Data items ▸
====================
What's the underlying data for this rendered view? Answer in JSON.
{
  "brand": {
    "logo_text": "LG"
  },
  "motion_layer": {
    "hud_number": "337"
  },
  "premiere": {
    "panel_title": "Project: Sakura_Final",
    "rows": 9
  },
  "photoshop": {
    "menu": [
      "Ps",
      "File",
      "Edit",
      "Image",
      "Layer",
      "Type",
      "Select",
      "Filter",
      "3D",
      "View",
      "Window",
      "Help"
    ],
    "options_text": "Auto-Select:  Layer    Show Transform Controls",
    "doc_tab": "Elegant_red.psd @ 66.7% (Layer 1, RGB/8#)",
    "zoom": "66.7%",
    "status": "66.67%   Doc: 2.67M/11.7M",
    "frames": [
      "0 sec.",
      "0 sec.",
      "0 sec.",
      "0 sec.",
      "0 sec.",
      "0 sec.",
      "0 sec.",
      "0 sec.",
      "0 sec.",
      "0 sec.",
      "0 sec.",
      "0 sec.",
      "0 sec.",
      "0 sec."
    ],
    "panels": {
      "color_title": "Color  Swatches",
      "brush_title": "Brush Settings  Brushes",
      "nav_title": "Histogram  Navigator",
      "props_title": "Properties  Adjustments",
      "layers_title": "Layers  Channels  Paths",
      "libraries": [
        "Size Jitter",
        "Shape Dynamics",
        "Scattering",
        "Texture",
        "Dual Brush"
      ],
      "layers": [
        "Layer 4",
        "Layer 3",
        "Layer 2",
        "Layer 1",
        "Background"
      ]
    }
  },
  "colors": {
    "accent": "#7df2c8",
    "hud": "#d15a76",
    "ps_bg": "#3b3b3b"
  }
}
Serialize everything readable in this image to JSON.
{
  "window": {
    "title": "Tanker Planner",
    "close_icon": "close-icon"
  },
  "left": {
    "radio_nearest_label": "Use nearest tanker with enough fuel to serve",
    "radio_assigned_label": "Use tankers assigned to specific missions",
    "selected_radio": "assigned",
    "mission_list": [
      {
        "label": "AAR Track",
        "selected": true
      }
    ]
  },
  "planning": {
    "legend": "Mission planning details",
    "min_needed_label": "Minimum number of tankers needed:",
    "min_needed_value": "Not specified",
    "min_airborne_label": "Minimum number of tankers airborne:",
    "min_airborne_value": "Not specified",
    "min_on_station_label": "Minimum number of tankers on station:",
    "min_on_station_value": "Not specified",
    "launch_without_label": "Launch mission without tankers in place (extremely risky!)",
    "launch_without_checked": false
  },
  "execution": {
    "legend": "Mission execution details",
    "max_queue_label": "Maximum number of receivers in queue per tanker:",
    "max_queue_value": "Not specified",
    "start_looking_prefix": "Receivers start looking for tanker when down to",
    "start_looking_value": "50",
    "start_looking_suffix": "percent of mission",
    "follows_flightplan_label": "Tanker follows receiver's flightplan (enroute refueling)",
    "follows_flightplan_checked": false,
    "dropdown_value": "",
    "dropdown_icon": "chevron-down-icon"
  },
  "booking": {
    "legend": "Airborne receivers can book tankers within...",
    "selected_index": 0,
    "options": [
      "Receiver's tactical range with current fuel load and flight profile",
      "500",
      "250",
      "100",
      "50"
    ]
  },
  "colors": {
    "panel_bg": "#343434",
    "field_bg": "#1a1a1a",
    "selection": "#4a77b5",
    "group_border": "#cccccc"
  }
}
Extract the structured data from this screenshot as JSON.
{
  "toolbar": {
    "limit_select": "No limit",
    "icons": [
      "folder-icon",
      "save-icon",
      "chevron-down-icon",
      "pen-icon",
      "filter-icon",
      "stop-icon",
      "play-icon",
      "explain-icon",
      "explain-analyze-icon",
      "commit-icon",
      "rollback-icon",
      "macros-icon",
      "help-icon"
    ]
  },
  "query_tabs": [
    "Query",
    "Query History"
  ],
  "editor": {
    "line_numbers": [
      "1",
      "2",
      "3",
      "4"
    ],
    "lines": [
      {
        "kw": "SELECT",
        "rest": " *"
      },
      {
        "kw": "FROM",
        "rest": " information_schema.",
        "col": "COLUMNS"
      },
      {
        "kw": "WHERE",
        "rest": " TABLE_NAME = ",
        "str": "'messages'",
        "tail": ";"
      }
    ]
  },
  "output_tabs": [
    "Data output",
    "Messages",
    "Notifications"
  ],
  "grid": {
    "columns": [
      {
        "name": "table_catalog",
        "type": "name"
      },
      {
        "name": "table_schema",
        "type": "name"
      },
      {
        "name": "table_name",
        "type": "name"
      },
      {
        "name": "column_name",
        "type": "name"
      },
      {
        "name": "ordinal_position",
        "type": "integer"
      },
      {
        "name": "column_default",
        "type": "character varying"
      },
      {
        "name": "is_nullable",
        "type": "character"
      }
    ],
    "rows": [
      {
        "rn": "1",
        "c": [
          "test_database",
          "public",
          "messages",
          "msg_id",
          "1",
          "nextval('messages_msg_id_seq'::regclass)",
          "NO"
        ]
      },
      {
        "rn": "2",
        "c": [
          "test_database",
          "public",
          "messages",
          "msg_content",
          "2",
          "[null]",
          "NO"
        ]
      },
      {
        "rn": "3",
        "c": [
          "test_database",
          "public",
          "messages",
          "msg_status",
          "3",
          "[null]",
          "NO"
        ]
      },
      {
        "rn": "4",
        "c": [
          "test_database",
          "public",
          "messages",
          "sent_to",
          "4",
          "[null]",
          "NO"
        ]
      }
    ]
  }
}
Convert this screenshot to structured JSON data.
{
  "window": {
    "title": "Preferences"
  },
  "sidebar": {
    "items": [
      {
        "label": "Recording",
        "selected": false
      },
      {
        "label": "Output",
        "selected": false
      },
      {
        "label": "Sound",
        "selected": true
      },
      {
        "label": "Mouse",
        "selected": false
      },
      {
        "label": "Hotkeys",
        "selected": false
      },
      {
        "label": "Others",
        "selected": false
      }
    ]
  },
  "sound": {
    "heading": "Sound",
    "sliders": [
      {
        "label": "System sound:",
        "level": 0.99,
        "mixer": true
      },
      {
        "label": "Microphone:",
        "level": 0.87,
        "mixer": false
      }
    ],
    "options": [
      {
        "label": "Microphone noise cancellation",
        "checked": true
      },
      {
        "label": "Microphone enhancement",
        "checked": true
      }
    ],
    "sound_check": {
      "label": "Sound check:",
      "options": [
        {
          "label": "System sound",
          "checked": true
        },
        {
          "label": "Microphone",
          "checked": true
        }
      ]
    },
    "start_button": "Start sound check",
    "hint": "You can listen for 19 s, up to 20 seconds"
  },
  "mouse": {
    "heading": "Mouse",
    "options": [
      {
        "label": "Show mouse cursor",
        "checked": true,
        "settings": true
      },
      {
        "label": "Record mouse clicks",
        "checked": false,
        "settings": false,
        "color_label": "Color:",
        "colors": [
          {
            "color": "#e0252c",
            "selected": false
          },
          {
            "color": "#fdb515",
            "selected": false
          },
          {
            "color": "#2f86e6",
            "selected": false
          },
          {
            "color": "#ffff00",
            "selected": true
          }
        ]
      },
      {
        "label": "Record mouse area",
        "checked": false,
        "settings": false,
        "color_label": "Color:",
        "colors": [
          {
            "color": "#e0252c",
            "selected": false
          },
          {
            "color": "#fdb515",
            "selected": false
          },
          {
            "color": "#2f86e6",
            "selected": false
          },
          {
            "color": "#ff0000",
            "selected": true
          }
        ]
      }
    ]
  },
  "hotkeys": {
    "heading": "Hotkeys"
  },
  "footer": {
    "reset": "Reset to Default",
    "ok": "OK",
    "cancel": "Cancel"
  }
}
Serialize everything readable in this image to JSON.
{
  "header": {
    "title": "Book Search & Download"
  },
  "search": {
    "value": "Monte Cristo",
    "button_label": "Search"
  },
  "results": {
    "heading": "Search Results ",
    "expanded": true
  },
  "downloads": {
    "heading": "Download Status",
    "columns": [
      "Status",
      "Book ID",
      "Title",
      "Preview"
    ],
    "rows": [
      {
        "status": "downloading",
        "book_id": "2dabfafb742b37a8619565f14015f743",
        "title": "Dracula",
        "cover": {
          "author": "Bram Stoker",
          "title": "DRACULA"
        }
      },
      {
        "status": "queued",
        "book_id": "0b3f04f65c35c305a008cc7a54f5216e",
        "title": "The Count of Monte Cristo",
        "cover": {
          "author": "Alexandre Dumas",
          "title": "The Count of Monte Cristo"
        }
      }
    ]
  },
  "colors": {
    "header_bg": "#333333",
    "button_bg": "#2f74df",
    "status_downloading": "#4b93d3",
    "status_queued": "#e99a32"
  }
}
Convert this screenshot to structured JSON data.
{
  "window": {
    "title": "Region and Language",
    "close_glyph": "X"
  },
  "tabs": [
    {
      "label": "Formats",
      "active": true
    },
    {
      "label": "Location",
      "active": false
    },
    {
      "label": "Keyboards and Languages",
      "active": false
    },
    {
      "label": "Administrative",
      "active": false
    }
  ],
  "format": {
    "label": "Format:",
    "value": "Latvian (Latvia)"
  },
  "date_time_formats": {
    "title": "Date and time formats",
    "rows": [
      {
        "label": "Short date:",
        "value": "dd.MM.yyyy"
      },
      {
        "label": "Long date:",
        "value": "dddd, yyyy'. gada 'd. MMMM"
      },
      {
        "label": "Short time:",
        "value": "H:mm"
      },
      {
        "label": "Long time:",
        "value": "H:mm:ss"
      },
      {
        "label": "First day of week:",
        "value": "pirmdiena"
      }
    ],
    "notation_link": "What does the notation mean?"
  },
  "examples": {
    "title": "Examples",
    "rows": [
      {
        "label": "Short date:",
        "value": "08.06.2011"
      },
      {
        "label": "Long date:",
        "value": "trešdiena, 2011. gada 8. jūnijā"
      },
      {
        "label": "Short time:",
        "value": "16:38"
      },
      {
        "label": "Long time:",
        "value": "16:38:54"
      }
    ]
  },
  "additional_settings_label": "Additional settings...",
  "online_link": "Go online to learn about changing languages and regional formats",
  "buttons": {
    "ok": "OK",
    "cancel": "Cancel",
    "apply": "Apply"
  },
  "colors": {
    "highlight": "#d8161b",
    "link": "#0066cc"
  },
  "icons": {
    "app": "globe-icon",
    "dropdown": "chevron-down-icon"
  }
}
====================
Your instructions ▸
From the records above, how many lines include the word "assigned"? Only the number is wanted.

Task answer ▸
2